**Prompt**
Select all lines in the records that include "максимальная".
▬▬▬▬▬▬
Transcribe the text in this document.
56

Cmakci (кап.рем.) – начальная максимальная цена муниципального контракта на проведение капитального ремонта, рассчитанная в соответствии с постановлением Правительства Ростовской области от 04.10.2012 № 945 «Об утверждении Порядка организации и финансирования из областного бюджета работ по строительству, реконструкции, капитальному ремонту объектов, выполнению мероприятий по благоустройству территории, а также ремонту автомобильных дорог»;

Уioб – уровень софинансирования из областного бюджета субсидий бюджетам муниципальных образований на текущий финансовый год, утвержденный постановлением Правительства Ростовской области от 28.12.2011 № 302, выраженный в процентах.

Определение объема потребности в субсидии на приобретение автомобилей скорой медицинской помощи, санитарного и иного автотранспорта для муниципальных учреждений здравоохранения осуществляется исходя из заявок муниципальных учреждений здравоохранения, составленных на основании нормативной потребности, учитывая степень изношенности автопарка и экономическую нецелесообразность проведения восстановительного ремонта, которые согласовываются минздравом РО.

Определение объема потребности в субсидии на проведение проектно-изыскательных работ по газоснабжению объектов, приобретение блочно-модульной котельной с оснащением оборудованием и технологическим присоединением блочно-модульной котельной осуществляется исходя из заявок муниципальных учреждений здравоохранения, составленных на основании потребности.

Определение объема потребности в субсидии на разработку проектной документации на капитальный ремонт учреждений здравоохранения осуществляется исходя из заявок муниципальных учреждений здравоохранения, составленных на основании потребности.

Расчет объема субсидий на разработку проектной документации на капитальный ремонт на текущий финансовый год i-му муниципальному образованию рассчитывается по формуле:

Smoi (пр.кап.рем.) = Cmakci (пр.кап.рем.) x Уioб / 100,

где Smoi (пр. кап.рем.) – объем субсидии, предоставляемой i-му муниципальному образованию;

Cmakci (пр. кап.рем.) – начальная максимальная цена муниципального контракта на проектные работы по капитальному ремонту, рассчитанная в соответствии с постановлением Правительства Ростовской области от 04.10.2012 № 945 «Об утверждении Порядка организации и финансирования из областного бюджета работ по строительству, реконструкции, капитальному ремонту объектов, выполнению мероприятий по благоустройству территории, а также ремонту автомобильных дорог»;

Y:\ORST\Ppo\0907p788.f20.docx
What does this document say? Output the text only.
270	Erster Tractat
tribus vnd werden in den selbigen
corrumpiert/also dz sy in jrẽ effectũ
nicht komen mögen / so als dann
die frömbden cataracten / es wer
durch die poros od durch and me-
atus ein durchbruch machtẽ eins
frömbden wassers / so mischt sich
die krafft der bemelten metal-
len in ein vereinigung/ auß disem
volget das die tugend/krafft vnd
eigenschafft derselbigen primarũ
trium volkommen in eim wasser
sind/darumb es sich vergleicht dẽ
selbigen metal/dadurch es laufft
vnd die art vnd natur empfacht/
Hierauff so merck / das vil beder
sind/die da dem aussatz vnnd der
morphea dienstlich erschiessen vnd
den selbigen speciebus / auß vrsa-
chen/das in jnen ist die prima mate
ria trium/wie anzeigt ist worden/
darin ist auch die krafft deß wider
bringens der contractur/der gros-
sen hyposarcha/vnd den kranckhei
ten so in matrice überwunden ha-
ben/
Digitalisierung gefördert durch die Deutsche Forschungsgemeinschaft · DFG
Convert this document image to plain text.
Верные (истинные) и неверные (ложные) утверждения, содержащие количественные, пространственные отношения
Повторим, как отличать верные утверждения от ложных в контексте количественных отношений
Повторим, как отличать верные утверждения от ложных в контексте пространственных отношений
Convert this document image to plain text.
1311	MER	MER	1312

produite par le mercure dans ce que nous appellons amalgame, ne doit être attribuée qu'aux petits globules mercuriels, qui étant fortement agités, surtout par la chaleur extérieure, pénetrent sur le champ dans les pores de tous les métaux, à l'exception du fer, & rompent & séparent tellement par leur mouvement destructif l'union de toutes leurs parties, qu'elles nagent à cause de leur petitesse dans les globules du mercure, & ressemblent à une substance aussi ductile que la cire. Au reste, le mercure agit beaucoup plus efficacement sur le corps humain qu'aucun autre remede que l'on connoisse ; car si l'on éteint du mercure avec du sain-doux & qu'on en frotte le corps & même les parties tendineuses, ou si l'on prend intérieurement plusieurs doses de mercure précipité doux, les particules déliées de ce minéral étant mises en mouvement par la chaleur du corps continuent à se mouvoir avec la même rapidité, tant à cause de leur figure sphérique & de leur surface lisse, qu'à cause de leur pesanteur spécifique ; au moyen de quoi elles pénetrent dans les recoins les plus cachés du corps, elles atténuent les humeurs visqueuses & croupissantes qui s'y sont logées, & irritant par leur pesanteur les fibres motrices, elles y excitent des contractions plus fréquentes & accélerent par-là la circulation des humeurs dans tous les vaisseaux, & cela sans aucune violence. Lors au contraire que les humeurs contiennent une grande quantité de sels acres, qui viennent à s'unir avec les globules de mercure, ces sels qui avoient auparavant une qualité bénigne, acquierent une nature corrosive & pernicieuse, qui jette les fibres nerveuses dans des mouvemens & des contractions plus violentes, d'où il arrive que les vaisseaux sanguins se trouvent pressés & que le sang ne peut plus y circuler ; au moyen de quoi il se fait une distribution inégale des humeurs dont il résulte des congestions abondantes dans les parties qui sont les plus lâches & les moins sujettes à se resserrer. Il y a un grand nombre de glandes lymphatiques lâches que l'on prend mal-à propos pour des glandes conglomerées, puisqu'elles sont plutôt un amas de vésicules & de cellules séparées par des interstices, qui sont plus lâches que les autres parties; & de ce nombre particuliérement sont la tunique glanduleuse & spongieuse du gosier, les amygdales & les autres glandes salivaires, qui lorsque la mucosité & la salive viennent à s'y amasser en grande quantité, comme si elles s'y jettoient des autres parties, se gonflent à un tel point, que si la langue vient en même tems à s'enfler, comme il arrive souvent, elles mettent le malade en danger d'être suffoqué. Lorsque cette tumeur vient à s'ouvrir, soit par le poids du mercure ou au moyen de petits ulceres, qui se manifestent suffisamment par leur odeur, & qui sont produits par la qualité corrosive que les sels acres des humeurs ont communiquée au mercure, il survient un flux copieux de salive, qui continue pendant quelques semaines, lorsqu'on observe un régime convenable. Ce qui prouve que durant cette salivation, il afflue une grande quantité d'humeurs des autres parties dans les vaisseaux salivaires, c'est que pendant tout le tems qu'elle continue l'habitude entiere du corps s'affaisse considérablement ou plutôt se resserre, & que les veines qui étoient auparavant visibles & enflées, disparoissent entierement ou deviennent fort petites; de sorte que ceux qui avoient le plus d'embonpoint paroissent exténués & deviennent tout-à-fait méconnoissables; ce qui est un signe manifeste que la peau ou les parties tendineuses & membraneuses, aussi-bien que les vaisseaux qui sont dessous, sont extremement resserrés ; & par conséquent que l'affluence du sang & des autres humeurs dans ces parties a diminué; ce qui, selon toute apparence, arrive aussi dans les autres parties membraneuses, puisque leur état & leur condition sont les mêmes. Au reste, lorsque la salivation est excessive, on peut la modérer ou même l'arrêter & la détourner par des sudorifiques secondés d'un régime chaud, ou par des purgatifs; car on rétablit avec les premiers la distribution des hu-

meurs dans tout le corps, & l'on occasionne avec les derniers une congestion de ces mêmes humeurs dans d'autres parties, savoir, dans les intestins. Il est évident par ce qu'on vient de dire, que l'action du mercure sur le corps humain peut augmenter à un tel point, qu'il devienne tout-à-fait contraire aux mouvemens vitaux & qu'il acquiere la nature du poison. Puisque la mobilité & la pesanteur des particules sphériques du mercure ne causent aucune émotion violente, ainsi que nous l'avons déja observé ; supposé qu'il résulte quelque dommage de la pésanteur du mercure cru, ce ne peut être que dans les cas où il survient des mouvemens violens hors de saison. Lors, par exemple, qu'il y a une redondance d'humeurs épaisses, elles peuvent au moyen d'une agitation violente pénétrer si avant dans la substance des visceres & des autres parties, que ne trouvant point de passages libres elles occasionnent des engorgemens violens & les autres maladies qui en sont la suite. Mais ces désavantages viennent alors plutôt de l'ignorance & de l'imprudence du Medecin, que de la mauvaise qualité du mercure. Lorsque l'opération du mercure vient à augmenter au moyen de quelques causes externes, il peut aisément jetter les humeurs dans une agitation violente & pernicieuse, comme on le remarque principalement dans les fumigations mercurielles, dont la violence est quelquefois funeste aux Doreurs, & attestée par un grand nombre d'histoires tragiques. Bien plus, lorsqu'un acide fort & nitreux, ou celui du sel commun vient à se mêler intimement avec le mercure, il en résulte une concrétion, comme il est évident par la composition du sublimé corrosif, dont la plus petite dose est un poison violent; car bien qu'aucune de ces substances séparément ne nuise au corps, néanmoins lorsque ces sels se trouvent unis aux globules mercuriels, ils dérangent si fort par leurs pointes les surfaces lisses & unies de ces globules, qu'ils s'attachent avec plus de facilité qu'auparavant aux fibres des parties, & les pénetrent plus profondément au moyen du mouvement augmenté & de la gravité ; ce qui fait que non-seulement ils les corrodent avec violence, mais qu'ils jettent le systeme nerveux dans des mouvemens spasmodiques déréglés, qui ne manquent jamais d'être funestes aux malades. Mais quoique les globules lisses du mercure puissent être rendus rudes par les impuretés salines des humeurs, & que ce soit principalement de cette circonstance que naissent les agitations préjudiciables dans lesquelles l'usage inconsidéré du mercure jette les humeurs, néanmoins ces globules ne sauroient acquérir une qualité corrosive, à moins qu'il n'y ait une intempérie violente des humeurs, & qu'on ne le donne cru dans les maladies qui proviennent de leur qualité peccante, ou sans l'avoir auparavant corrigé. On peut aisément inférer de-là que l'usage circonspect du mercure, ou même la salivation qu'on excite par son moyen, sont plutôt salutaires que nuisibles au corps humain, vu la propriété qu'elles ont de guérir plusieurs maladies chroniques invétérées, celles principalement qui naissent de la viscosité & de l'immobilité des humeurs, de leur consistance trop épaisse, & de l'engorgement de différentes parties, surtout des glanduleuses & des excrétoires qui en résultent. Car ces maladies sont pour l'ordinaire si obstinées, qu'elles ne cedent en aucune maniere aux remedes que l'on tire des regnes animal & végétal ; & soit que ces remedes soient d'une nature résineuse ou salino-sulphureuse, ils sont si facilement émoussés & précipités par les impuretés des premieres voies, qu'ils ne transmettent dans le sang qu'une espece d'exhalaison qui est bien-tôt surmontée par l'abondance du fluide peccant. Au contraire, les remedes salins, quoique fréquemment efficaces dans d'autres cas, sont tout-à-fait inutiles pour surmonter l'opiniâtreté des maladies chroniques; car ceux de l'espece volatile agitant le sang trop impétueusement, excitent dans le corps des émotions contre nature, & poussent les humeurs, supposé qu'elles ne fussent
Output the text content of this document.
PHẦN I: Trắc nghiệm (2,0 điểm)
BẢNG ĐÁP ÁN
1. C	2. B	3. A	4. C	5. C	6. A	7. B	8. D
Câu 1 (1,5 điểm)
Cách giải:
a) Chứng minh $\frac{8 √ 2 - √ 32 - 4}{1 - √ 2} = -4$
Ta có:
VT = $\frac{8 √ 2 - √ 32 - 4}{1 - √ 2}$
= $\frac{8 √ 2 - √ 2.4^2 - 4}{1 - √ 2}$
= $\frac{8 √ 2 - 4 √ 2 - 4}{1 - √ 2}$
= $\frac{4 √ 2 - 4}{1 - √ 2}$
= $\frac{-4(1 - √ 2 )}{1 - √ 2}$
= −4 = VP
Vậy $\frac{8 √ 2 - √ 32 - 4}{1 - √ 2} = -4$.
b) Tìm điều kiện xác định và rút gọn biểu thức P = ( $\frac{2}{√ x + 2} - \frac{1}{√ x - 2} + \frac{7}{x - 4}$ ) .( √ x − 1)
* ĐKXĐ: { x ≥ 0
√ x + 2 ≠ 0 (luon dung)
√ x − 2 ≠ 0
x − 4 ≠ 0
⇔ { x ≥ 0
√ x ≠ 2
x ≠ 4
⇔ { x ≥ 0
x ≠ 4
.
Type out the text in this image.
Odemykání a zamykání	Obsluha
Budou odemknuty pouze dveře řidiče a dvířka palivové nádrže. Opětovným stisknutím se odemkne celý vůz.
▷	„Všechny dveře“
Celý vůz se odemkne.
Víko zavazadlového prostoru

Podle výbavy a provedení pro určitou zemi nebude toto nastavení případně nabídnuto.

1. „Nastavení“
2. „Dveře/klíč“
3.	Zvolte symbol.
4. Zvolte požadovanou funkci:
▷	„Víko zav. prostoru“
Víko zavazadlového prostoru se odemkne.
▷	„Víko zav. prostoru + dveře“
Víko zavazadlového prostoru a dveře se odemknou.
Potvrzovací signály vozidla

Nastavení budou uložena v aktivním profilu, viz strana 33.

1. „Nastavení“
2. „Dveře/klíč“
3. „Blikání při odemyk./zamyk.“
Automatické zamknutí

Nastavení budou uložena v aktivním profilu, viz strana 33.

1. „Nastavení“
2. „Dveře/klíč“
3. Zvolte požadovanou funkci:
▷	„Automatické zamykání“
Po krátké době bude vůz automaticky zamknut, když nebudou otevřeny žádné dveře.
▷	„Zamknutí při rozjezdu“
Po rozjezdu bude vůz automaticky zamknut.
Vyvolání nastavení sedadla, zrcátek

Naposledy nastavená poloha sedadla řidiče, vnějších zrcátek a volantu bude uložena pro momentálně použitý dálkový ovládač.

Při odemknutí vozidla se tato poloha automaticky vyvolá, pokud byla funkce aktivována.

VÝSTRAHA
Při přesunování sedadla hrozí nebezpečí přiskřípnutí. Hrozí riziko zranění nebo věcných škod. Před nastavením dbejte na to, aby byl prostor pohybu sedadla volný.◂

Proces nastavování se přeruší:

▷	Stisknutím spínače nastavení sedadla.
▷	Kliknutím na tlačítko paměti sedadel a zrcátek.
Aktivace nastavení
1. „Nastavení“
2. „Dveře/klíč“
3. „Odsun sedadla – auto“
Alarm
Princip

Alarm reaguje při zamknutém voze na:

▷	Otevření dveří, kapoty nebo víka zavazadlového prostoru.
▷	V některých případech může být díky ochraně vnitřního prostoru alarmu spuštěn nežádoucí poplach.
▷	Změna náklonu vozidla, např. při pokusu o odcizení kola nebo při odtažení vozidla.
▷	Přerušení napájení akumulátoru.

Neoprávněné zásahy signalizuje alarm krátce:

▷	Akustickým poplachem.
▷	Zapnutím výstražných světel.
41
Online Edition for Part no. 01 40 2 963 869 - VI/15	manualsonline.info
▬▬▬▬▬▬
**Result of this task**
Cmakci (кап.рем.) – начальная максимальная цена муниципального контракта на проведение капитального ремонта, рассчитанная в соответствии с постановлением Правительства Ростовской области от 04.10.2012 № 945 «Об утверждении Порядка организации и финансирования из областного бюджета работ по строительству, реконструкции, капитальному ремонту объектов, выполнению мероприятий по благоустройству территории, а также ремонту автомобильных дорог»;
Cmakci (пр. кап.рем.) – начальная максимальная цена муниципального контракта на проектные работы по капитальному ремонту, рассчитанная в соответствии с постановлением Правительства Ростовской области от 04.10.2012 № 945 «Об утверждении Порядка организации и финансирования из областного бюджета работ по строительству, реконструкции, капитальному ремонту объектов, выполнению мероприятий по благоустройству территории, а также ремонту автомобильных дорог»;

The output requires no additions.